§ EXERCISE PROMPT: Read the lines below. Copy out any that hold the string "小程序管理".
- - - - -
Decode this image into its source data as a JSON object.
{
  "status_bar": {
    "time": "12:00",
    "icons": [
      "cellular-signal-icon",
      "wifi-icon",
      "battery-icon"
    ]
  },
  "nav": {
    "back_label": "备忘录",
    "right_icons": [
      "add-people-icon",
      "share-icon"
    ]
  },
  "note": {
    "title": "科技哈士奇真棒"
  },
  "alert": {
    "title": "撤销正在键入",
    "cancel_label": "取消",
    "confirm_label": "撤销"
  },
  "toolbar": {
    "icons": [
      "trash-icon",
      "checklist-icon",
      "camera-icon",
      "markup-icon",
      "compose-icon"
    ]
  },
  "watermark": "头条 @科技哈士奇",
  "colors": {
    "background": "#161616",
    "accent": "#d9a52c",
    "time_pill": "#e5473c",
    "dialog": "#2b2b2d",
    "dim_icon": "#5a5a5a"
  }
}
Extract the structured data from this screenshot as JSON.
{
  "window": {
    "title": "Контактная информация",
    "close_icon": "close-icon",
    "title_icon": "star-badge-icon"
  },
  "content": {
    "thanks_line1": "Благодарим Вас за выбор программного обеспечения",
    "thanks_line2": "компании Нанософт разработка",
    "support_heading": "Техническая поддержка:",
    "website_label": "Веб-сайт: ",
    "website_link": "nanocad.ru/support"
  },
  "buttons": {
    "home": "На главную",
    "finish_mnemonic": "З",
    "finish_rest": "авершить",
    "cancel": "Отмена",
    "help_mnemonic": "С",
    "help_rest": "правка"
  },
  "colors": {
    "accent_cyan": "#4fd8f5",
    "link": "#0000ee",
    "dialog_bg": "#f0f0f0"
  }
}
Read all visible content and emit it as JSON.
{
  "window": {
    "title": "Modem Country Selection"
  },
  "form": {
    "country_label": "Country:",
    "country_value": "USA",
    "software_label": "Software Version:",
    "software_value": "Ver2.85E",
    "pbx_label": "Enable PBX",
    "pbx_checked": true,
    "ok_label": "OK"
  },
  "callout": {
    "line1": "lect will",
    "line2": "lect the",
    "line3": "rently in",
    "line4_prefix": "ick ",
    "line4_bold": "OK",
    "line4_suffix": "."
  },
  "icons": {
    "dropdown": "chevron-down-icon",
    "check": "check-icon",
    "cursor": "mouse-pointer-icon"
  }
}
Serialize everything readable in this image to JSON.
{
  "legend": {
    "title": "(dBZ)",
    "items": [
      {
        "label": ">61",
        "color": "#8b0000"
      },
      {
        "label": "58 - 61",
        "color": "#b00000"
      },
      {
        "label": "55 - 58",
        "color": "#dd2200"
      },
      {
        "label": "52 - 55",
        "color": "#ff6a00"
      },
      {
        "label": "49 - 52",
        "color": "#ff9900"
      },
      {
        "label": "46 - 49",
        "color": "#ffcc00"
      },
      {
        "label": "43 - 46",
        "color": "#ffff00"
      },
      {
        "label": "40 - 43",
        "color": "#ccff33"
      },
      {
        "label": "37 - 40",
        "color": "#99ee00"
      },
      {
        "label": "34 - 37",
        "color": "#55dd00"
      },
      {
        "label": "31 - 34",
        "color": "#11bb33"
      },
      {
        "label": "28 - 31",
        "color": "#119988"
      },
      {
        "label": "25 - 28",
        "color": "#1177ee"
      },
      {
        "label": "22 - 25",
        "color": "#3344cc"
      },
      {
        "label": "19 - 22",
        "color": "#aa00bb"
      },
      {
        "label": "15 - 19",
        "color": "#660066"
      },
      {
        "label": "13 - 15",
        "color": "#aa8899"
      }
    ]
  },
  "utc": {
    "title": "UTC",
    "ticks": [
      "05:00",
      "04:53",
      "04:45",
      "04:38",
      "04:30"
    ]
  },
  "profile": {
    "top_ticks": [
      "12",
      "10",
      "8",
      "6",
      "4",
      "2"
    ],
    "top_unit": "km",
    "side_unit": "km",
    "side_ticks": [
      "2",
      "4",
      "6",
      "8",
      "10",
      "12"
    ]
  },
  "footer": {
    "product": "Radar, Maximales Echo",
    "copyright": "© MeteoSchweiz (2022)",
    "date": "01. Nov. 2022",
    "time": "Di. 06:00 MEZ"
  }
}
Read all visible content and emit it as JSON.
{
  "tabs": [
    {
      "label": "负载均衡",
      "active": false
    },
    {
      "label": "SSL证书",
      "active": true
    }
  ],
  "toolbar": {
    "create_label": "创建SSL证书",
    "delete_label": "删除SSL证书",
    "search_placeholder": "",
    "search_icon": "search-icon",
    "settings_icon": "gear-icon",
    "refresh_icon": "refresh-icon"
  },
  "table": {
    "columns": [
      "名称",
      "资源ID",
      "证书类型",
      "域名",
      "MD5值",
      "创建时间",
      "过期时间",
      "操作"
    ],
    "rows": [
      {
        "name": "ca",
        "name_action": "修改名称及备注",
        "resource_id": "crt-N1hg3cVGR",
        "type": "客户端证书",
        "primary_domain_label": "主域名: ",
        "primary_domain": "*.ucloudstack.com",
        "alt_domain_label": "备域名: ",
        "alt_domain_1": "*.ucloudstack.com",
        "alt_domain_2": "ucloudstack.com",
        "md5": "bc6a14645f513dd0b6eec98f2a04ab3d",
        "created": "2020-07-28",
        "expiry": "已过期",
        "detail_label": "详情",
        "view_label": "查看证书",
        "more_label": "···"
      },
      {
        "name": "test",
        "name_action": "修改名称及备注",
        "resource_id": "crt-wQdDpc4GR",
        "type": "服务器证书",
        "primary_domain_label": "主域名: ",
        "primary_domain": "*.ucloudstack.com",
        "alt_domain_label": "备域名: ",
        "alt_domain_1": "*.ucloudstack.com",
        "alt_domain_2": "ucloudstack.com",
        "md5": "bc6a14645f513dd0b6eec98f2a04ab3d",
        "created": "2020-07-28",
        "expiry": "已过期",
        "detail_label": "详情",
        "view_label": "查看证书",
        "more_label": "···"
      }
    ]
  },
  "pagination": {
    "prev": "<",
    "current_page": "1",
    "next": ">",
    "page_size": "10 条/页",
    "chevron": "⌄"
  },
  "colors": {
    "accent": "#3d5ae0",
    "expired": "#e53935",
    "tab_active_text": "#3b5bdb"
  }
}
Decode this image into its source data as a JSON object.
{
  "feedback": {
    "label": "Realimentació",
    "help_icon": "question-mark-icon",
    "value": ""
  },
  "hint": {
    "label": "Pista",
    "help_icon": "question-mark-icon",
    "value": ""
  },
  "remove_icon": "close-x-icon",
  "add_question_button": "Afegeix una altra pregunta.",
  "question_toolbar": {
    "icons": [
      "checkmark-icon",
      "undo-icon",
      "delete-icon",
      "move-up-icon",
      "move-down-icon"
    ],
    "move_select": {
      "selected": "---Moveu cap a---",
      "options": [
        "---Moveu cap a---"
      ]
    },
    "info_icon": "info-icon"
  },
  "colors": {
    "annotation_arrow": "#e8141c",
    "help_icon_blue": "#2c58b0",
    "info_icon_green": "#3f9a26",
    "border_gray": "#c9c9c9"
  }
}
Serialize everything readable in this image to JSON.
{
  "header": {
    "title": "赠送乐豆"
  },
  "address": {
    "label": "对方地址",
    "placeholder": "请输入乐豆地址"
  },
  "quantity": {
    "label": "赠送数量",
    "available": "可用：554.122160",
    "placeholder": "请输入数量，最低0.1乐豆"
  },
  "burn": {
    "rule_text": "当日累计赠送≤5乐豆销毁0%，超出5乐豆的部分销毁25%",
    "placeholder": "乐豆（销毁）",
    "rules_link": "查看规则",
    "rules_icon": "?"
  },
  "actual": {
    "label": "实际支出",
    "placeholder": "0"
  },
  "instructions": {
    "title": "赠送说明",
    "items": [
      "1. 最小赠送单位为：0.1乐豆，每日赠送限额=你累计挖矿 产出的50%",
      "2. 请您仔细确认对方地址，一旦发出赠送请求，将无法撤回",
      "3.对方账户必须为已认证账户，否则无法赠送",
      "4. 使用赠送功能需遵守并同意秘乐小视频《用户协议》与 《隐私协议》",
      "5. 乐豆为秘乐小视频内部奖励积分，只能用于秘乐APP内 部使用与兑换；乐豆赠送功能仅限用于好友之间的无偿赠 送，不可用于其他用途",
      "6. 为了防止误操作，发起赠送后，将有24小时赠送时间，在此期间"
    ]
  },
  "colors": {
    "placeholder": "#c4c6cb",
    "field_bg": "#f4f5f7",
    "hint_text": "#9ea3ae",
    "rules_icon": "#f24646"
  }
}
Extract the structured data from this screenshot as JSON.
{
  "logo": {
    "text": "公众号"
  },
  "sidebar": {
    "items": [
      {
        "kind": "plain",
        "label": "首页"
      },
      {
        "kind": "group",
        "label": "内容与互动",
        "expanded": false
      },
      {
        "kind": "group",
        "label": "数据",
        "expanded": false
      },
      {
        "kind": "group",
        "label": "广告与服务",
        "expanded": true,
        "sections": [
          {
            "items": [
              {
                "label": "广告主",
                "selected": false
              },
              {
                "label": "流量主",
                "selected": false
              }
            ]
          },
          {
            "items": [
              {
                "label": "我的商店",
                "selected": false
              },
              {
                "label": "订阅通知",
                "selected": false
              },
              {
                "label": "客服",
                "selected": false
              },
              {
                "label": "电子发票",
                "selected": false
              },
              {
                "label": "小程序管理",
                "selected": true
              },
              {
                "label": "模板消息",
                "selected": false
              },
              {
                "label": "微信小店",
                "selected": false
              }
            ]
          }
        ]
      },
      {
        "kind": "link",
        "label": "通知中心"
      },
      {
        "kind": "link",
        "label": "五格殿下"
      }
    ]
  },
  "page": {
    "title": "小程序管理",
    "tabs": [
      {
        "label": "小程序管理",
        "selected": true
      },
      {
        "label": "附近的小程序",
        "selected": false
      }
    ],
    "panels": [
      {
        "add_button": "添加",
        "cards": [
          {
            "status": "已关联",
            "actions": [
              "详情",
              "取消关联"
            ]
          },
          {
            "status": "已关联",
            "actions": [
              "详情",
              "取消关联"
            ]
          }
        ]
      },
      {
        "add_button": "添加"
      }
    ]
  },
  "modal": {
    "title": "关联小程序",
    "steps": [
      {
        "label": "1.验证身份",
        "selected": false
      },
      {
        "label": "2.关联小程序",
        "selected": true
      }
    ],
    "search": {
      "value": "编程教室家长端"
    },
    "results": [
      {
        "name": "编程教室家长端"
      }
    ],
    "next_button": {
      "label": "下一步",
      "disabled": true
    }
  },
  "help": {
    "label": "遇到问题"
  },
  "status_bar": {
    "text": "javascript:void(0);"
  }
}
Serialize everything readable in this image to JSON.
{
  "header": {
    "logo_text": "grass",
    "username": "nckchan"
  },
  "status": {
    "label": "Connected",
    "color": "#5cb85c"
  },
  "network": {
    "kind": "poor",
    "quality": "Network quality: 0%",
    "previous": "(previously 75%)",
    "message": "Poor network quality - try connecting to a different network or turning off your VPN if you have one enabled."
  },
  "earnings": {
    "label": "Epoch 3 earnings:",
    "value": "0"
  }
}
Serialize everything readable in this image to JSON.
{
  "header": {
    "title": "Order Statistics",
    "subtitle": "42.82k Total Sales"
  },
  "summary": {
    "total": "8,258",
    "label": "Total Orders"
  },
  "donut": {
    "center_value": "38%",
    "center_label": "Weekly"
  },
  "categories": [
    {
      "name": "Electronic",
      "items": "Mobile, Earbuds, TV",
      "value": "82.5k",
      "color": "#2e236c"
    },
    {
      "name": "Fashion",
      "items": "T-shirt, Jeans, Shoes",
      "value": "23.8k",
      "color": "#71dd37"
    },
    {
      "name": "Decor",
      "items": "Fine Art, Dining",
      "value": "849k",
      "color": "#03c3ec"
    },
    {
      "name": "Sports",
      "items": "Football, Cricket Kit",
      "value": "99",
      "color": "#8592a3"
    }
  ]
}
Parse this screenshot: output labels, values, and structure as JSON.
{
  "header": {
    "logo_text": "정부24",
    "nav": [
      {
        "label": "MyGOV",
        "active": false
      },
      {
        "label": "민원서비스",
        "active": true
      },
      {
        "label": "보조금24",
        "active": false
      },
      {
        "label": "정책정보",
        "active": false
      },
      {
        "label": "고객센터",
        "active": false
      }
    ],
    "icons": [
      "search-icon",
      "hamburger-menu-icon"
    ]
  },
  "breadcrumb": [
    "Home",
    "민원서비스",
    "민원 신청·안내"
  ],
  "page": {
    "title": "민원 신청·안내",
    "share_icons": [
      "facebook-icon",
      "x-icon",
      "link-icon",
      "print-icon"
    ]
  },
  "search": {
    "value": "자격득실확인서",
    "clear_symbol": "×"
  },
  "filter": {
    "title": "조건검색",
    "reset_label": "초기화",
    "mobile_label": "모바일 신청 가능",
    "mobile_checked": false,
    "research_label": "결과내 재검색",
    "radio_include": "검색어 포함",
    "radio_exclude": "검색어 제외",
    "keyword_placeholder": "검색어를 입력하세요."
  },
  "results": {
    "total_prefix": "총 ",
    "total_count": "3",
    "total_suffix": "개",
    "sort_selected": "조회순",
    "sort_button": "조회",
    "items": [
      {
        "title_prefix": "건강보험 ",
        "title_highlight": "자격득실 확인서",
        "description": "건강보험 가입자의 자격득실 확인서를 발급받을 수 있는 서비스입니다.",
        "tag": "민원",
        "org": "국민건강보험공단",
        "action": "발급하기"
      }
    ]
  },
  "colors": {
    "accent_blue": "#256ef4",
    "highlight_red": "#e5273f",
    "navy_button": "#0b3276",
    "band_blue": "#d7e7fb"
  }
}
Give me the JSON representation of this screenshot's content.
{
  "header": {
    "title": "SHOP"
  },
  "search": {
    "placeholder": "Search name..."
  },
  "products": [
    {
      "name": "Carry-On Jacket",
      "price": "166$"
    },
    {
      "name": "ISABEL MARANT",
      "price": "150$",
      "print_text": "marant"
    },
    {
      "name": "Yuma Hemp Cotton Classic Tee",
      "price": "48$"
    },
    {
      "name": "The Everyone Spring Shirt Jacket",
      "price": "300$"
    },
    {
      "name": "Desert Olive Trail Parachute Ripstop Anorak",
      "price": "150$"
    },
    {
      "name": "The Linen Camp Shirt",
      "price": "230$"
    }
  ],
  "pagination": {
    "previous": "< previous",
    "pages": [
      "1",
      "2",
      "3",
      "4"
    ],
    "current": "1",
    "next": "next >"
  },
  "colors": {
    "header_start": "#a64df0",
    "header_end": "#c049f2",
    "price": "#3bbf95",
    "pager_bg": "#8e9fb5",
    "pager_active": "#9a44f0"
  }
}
- - - - -
§ ANSWER TO THE EXERCISE:
                "label": "小程序管理",
    "title": "小程序管理",
        "label": "小程序管理",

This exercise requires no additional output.